Every line holding the string "title" should be gathered.

+===+

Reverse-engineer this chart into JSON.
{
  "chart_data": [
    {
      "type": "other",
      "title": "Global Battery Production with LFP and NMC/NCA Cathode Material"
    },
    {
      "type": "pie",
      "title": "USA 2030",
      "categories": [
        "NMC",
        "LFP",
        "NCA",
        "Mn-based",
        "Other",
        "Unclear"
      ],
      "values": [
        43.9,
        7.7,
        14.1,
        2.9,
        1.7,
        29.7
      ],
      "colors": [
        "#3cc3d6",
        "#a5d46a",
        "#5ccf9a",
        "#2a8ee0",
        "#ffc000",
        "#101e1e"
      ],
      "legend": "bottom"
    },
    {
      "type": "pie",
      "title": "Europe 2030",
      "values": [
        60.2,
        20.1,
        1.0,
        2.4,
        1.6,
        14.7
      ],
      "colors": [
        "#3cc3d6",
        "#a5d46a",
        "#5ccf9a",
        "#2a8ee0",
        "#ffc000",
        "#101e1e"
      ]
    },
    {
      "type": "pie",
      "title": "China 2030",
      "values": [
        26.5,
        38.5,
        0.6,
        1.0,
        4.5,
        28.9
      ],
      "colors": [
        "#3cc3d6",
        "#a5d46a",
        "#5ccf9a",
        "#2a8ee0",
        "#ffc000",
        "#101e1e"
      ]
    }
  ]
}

+===+

#### Full response
      "title": "Global Battery Production with LFP and NMC/NCA Cathode Material"
      "title": "USA 2030",
      "title": "Europe 2030",
      "title": "China 2030",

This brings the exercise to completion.